Print out every record exactly as it appears.

-------- SOURCE DATA

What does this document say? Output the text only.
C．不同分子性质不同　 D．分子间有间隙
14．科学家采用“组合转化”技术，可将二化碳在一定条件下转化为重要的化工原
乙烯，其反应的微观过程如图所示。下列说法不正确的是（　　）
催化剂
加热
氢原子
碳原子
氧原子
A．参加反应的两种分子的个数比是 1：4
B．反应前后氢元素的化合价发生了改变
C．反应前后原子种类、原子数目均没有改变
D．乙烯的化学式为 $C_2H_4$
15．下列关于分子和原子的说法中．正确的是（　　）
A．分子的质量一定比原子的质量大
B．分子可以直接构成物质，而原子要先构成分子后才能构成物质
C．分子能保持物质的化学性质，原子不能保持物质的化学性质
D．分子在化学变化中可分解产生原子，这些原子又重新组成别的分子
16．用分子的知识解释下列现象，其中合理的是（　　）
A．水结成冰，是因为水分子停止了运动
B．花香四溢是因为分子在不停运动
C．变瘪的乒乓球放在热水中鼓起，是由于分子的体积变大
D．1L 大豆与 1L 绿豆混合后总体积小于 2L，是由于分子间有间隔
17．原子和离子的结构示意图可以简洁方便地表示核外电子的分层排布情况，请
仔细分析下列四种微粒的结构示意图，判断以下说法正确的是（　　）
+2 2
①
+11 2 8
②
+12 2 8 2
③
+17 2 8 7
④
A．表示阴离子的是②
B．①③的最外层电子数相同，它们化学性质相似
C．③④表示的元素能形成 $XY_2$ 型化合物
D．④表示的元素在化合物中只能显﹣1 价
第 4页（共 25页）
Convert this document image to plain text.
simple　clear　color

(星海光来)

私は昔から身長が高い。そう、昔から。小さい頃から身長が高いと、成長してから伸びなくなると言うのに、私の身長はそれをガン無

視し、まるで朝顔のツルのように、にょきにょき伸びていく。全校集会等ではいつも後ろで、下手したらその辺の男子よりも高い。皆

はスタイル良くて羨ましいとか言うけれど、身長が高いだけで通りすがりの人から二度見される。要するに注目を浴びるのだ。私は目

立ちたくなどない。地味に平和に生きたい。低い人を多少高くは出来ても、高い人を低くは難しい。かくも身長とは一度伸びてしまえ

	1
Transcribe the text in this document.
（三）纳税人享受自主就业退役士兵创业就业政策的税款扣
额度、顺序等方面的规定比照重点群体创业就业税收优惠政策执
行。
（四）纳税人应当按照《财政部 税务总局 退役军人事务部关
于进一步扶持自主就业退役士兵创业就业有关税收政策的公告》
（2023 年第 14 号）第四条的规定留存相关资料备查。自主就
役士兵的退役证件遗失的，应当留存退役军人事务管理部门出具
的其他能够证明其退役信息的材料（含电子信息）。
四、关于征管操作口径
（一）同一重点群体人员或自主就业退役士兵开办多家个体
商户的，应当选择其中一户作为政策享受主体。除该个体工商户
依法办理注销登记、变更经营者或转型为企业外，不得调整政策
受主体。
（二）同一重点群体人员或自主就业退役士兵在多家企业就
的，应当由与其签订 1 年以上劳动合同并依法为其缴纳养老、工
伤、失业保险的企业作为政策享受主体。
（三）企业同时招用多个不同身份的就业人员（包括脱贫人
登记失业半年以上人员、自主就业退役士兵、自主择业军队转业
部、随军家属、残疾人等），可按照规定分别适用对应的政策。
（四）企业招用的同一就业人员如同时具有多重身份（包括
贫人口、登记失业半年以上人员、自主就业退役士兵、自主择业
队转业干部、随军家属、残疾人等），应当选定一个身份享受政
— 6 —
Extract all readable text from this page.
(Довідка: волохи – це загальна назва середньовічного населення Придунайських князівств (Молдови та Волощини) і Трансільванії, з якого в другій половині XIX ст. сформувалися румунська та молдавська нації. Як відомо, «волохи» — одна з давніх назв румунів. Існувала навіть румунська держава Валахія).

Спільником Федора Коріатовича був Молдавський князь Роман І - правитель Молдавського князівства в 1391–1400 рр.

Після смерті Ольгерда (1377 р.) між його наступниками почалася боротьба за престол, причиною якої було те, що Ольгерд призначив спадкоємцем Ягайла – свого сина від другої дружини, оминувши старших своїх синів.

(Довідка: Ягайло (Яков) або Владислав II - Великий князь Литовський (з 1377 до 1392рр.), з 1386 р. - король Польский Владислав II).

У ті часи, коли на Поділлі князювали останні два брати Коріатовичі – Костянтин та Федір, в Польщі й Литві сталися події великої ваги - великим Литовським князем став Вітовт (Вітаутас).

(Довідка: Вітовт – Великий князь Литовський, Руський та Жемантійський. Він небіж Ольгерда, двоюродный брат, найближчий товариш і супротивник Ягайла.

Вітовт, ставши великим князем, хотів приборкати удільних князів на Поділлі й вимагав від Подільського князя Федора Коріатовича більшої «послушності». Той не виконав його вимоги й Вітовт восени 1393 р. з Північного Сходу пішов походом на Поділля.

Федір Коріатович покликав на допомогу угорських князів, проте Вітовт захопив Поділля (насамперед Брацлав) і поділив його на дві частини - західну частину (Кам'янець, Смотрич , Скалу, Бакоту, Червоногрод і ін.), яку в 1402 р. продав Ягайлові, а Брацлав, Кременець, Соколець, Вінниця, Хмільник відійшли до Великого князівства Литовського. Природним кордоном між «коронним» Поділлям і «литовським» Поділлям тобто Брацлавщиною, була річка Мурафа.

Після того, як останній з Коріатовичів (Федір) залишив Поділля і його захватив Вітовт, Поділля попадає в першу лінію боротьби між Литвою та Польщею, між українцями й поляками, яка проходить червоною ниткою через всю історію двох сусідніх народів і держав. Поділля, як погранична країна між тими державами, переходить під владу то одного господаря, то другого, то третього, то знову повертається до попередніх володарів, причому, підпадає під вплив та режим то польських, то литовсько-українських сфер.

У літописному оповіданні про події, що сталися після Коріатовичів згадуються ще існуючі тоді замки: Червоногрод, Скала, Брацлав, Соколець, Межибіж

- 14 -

----------------

● **TASK OUTPUT**:
What does this document say? Output the text only.
C．不同分子性质不同　 D．分子间有间隙
14．科学家采用“组合转化”技术，可将二化碳在一定条件下转化为重要的化工原
乙烯，其反应的微观过程如图所示。下列说法不正确的是（　　）
催化剂
加热
氢原子
碳原子
氧原子
A．参加反应的两种分子的个数比是 1：4
B．反应前后氢元素的化合价发生了改变
C．反应前后原子种类、原子数目均没有改变
D．乙烯的化学式为 $C_2H_4$
15．下列关于分子和原子的说法中．正确的是（　　）
A．分子的质量一定比原子的质量大
B．分子可以直接构成物质，而原子要先构成分子后才能构成物质
C．分子能保持物质的化学性质，原子不能保持物质的化学性质
D．分子在化学变化中可分解产生原子，这些原子又重新组成别的分子
16．用分子的知识解释下列现象，其中合理的是（　　）
A．水结成冰，是因为水分子停止了运动
B．花香四溢是因为分子在不停运动
C．变瘪的乒乓球放在热水中鼓起，是由于分子的体积变大
D．1L 大豆与 1L 绿豆混合后总体积小于 2L，是由于分子间有间隔
17．原子和离子的结构示意图可以简洁方便地表示核外电子的分层排布情况，请
仔细分析下列四种微粒的结构示意图，判断以下说法正确的是（　　）
+2 2
①
+11 2 8
②
+12 2 8 2
③
+17 2 8 7
④
A．表示阴离子的是②
B．①③的最外层电子数相同，它们化学性质相似
C．③④表示的元素能形成 $XY_2$ 型化合物
D．④表示的元素在化合物中只能显﹣1 价
第 4页（共 25页）
Convert this document image to plain text.
simple　clear　color

(星海光来)

私は昔から身長が高い。そう、昔から。小さい頃から身長が高いと、成長してから伸びなくなると言うのに、私の身長はそれをガン無

視し、まるで朝顔のツルのように、にょきにょき伸びていく。全校集会等ではいつも後ろで、下手したらその辺の男子よりも高い。皆

はスタイル良くて羨ましいとか言うけれど、身長が高いだけで通りすがりの人から二度見される。要するに注目を浴びるのだ。私は目

立ちたくなどない。地味に平和に生きたい。低い人を多少高くは出来ても、高い人を低くは難しい。かくも身長とは一度伸びてしまえ

	1
Transcribe the text in this document.
（三）纳税人享受自主就业退役士兵创业就业政策的税款扣
额度、顺序等方面的规定比照重点群体创业就业税收优惠政策执
行。
（四）纳税人应当按照《财政部 税务总局 退役军人事务部关
于进一步扶持自主就业退役士兵创业就业有关税收政策的公告》
（2023 年第 14 号）第四条的规定留存相关资料备查。自主就
役士兵的退役证件遗失的，应当留存退役军人事务管理部门出具
的其他能够证明其退役信息的材料（含电子信息）。
四、关于征管操作口径
（一）同一重点群体人员或自主就业退役士兵开办多家个体
商户的，应当选择其中一户作为政策享受主体。除该个体工商户
依法办理注销登记、变更经营者或转型为企业外，不得调整政策
受主体。
（二）同一重点群体人员或自主就业退役士兵在多家企业就
的，应当由与其签订 1 年以上劳动合同并依法为其缴纳养老、工
伤、失业保险的企业作为政策享受主体。
（三）企业同时招用多个不同身份的就业人员（包括脱贫人
登记失业半年以上人员、自主就业退役士兵、自主择业军队转业
部、随军家属、残疾人等），可按照规定分别适用对应的政策。
（四）企业招用的同一就业人员如同时具有多重身份（包括
贫人口、登记失业半年以上人员、自主就业退役士兵、自主择业
队转业干部、随军家属、残疾人等），应当选定一个身份享受政
— 6 —
Extract all readable text from this page.
(Довідка: волохи – це загальна назва середньовічного населення Придунайських князівств (Молдови та Волощини) і Трансільванії, з якого в другій половині XIX ст. сформувалися румунська та молдавська нації. Як відомо, «волохи» — одна з давніх назв румунів. Існувала навіть румунська держава Валахія).

Спільником Федора Коріатовича був Молдавський князь Роман І - правитель Молдавського князівства в 1391–1400 рр.

Після смерті Ольгерда (1377 р.) між його наступниками почалася боротьба за престол, причиною якої було те, що Ольгерд призначив спадкоємцем Ягайла – свого сина від другої дружини, оминувши старших своїх синів.

(Довідка: Ягайло (Яков) або Владислав II - Великий князь Литовський (з 1377 до 1392рр.), з 1386 р. - король Польский Владислав II).

У ті часи, коли на Поділлі князювали останні два брати Коріатовичі – Костянтин та Федір, в Польщі й Литві сталися події великої ваги - великим Литовським князем став Вітовт (Вітаутас).

(Довідка: Вітовт – Великий князь Литовський, Руський та Жемантійський. Він небіж Ольгерда, двоюродный брат, найближчий товариш і супротивник Ягайла.

Вітовт, ставши великим князем, хотів приборкати удільних князів на Поділлі й вимагав від Подільського князя Федора Коріатовича більшої «послушності». Той не виконав його вимоги й Вітовт восени 1393 р. з Північного Сходу пішов походом на Поділля.

Федір Коріатович покликав на допомогу угорських князів, проте Вітовт захопив Поділля (насамперед Брацлав) і поділив його на дві частини - західну частину (Кам'янець, Смотрич , Скалу, Бакоту, Червоногрод і ін.), яку в 1402 р. продав Ягайлові, а Брацлав, Кременець, Соколець, Вінниця, Хмільник відійшли до Великого князівства Литовського. Природним кордоном між «коронним» Поділлям і «литовським» Поділлям тобто Брацлавщиною, була річка Мурафа.

Після того, як останній з Коріатовичів (Федір) залишив Поділля і його захватив Вітовт, Поділля попадає в першу лінію боротьби між Литвою та Польщею, між українцями й поляками, яка проходить червоною ниткою через всю історію двох сусідніх народів і держав. Поділля, як погранична країна між тими державами, переходить під владу то одного господаря, то другого, то третього, то знову повертається до попередніх володарів, причому, підпадає під вплив та режим то польських, то литовсько-українських сфер.

У літописному оповіданні про події, що сталися після Коріатовичів згадуються ще існуючі тоді замки: Червоногрод, Скала, Брацлав, Соколець, Межибіж

- 14 -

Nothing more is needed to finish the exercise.